Conclusie en gevolgen

6. Het beroep is ongegrond. Dat betekent dat eiseres geen gelijk krijgt. Eiseres krijgt daarom het griffierecht niet terug. Zij krijgt ook geen vergoeding van haar proceskosten.

Beslissing

De rechtbank verklaart het beroep ongegrond.
Deze uitspraak is gedaan door mr. R.J.A. Schaaf, rechter, in aanwezigheid van
N.J. Biswane, griffier.
De uitspraak is uitgesproken in het openbaar en bekendgemaakt op:
01 mei 2024

Documentcode: [Documentcode]

Informatie over hoger beroep

Een partij die het niet eens is met deze uitspraak, kan een hogerberoepschrift sturen naar de Afdeling bestuursrechtspraak van de Raad van State waarin wordt uitgelegd waarom deze partij het niet eens is met deze uitspraak. Het hogerberoepschrift moet worden ingediend binnen vier weken na de dag waarop deze uitspraak is verzonden. Kan de indiener de behandeling van het hoger beroep niet afwachten, omdat de zaak spoed heeft, dan kan de indiener de voorzieningenrechter van de Afdeling bestuursrechtspraak van de Raad van State vragen om een voorlopige voorziening (een tijdelijke maatregel) te treffen.

AANGELEVERDE GEGEVENS:

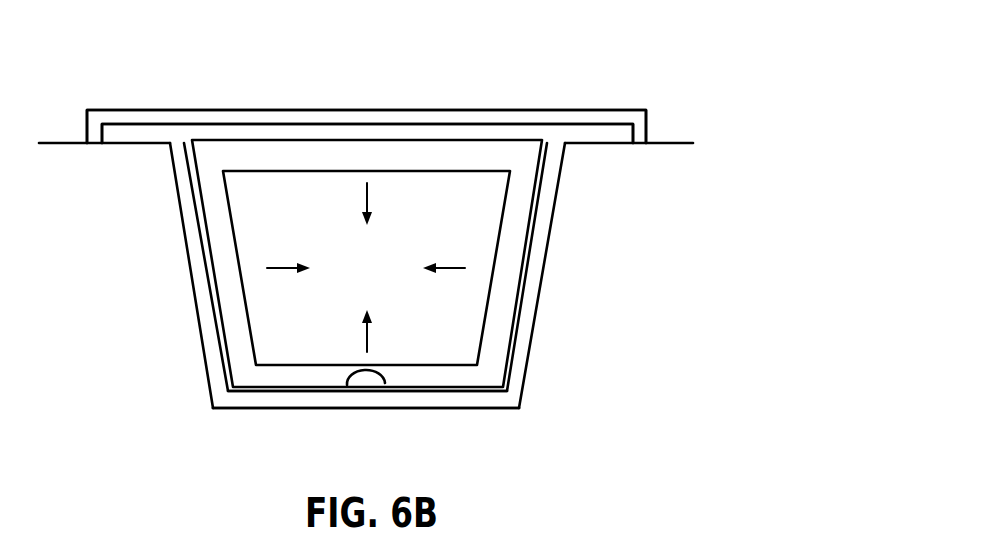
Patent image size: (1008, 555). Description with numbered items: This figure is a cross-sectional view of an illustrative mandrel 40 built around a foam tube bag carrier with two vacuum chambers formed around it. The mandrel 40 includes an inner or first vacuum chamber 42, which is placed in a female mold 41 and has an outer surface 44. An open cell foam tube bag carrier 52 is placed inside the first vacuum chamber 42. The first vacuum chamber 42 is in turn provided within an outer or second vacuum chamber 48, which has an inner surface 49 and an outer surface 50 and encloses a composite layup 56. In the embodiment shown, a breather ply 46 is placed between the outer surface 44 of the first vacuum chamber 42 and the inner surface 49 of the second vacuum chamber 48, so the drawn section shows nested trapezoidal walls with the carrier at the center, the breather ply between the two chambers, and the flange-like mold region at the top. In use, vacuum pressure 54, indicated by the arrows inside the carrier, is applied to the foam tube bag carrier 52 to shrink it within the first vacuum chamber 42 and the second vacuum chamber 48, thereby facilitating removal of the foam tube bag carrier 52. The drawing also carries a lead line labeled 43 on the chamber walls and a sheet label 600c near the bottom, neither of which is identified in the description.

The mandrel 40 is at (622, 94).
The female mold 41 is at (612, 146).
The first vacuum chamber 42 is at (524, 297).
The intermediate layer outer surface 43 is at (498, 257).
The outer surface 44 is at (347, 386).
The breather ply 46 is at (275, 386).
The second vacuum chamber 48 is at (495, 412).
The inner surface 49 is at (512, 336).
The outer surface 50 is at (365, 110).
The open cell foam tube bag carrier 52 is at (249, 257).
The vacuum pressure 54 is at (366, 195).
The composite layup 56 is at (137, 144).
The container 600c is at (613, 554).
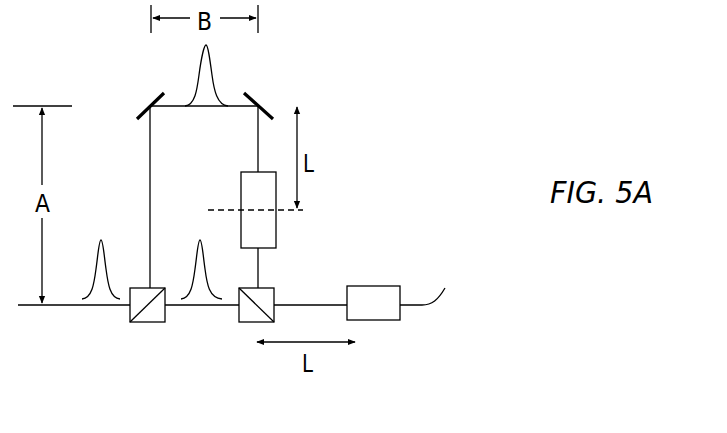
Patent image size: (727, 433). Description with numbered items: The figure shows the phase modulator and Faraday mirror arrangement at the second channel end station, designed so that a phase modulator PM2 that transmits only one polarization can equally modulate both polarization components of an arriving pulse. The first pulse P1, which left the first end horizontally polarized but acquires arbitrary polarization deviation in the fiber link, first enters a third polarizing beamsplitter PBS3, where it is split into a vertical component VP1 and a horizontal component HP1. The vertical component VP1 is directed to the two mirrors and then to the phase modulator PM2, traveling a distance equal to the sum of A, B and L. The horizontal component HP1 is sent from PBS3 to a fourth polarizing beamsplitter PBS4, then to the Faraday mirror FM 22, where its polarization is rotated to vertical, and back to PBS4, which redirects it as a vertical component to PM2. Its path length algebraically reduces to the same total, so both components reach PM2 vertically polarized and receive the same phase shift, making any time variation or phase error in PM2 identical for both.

* * *

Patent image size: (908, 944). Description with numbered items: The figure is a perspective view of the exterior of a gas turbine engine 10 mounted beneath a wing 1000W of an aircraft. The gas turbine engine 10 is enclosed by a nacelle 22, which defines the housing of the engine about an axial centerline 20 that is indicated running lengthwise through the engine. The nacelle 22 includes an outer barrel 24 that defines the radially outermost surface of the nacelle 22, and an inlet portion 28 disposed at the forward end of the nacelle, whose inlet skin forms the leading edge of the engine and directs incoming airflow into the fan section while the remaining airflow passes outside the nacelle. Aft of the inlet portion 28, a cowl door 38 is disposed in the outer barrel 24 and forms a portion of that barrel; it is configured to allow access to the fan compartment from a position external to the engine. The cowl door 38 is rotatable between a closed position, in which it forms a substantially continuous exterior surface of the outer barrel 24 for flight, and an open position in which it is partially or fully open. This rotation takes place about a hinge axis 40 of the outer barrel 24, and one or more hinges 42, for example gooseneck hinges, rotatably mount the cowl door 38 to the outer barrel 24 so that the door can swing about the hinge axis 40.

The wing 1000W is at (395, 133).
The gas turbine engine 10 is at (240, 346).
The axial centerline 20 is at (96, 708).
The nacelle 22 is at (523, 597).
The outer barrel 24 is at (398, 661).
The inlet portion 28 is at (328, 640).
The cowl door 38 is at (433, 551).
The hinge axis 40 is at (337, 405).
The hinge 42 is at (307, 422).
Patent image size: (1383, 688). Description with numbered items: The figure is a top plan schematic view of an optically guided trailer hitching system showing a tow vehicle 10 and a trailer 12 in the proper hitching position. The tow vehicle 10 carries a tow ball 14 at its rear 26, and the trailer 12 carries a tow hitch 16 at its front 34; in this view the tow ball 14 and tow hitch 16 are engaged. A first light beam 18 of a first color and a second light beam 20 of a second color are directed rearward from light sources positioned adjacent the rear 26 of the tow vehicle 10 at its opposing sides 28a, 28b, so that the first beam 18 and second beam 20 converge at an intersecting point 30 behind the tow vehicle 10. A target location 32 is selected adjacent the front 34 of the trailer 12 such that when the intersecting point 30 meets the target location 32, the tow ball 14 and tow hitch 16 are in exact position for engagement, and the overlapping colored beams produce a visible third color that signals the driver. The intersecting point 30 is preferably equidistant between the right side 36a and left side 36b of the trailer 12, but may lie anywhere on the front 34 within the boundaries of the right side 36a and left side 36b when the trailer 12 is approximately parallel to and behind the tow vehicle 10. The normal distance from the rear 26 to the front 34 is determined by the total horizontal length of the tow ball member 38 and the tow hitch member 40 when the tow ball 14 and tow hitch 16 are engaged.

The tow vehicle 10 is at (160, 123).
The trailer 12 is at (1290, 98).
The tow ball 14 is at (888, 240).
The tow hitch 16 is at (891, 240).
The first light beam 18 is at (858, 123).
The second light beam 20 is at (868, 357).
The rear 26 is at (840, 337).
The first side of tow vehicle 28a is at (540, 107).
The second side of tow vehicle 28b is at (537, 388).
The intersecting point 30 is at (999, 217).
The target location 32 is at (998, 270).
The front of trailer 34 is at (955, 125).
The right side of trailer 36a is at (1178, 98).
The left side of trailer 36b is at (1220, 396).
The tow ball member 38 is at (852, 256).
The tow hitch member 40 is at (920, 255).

DE OPDRACHTEN:
1. Vertaal deze zin uit de geciteerde tekst naar het Engels: "Het hogerberoepschrift moet worden ingediend binnen vier weken na de dag waarop deze uitspraak is verzonden."
2. Zet de vermeldingen van de regel met "Patent image size: (908, 944)." tot en met de regel met "The hinge 42 is at (307, 422)." om naar een CSV met twee kolommen, invoer en uitvoer. Maak één rij per invoer met de bijbehorende uitvoer, zet elk veld tussen aanhalingstekens en vervang regeleinden door spaties.
De vermeldingen hebben niets met de geciteerde tekst te maken.

ANTWOORDEN:
1. The notice of appeal must be filed within four weeks of the day on which this judgment was sent.

2.
invoer,uitvoer
"Patent image size: (908, 944). Description with numbered items: The figure is a perspective view of the exterior of a gas turbine engine 10 mounted beneath a wing 1000W of an aircraft. The gas turbine engine 10 is enclosed by a nacelle 22, which defines the housing of the engine about an axial centerline 20 that is indicated running lengthwise through the engine. The nacelle 22 includes an outer barrel 24 that defines the radially outermost surface of the nacelle 22, and an inlet portion 28 disposed at the forward end of the nacelle, whose inlet skin forms the leading edge of the engine and directs incoming airflow into the fan section while the remaining airflow passes outside the nacelle. Aft of the inlet portion 28, a cowl door 38 is disposed in the outer barrel 24 and forms a portion of that barrel; it is configured to allow access to the fan compartment from a position external to the engine. The cowl door 38 is rotatable between a closed position, in which it forms a substantially continuous exterior surface of the outer barrel 24 for flight, and an open position in which it is partially or fully open. This rotation takes place about a hinge axis 40 of the outer barrel 24, and one or more hinges 42, for example gooseneck hinges, rotatably mount the cowl door 38 to the outer barrel 24 so that the door can swing about the hinge axis 40.","The wing 1000W is at (395, 133). The gas turbine engine 10 is at (240, 346). The axial centerline 20 is at (96, 708). The nacelle 22 is at (523, 597). The outer barrel 24 is at (398, 661). The inlet portion 28 is at (328, 640). The cowl door 38 is at (433, 551). The hinge axis 40 is at (337, 405). The hinge 42 is at (307, 422)."